* **Instructions to follow**: Draw out every line with the word "порядке" from the listing below.

::::::

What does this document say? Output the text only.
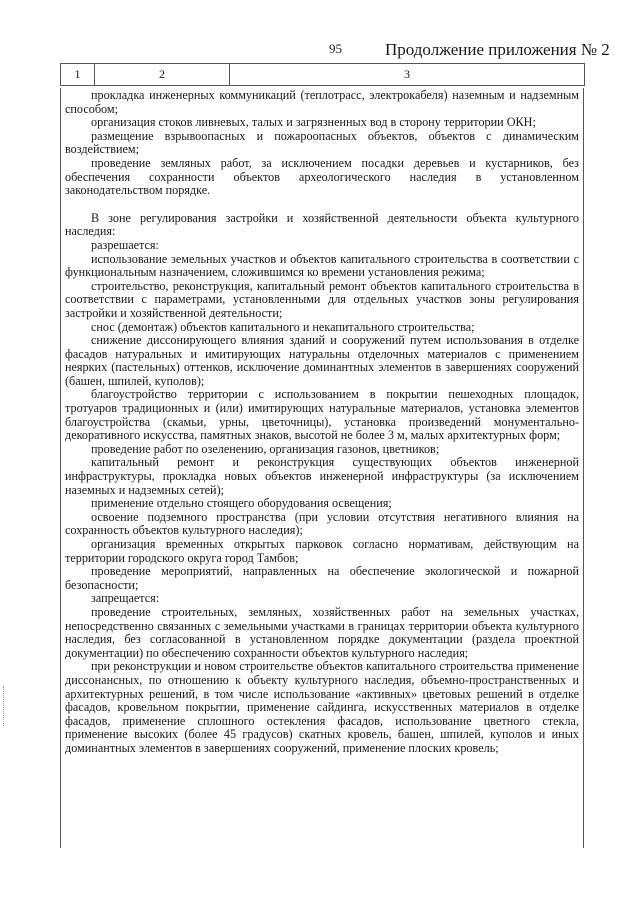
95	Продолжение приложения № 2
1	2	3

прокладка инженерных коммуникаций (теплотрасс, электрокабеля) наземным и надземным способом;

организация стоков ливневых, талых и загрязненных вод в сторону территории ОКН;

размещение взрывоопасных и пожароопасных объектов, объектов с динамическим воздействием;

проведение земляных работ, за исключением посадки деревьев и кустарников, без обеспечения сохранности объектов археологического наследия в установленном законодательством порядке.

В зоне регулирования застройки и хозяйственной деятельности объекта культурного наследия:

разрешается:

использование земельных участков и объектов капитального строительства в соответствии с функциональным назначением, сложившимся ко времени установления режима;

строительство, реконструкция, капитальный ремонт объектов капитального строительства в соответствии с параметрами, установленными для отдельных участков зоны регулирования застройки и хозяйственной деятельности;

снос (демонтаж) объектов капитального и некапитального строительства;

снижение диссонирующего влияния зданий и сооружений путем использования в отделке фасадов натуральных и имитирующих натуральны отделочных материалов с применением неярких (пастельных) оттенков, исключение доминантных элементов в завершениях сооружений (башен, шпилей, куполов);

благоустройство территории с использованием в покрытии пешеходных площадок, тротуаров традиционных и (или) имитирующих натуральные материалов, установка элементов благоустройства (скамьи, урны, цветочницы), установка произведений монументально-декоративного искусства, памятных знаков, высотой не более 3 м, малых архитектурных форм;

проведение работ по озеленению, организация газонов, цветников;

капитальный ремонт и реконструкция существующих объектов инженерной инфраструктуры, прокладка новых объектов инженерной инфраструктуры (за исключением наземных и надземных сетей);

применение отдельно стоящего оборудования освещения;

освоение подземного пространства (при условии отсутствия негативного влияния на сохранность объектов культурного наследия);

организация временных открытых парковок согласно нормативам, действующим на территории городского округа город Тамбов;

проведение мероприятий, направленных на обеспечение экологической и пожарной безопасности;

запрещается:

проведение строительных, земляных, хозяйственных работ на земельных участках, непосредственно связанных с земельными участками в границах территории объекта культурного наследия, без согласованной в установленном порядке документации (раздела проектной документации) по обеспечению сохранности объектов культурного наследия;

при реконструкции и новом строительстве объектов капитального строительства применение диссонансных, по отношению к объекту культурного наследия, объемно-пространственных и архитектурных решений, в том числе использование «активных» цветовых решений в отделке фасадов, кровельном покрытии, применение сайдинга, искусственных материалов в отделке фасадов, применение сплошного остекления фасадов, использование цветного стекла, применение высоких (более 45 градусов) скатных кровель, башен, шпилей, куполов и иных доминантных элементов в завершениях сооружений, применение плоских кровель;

::::::

* **Problem solution**:
проведение земляных работ, за исключением посадки деревьев и кустарников, без обеспечения сохранности объектов археологического наследия в установленном законодательством порядке.
проведение строительных, земляных, хозяйственных работ на земельных участках, непосредственно связанных с земельными участками в границах территории объекта культурного наследия, без согласованной в установленном порядке документации (раздела проектной документации) по обеспечению сохранности объектов культурного наследия;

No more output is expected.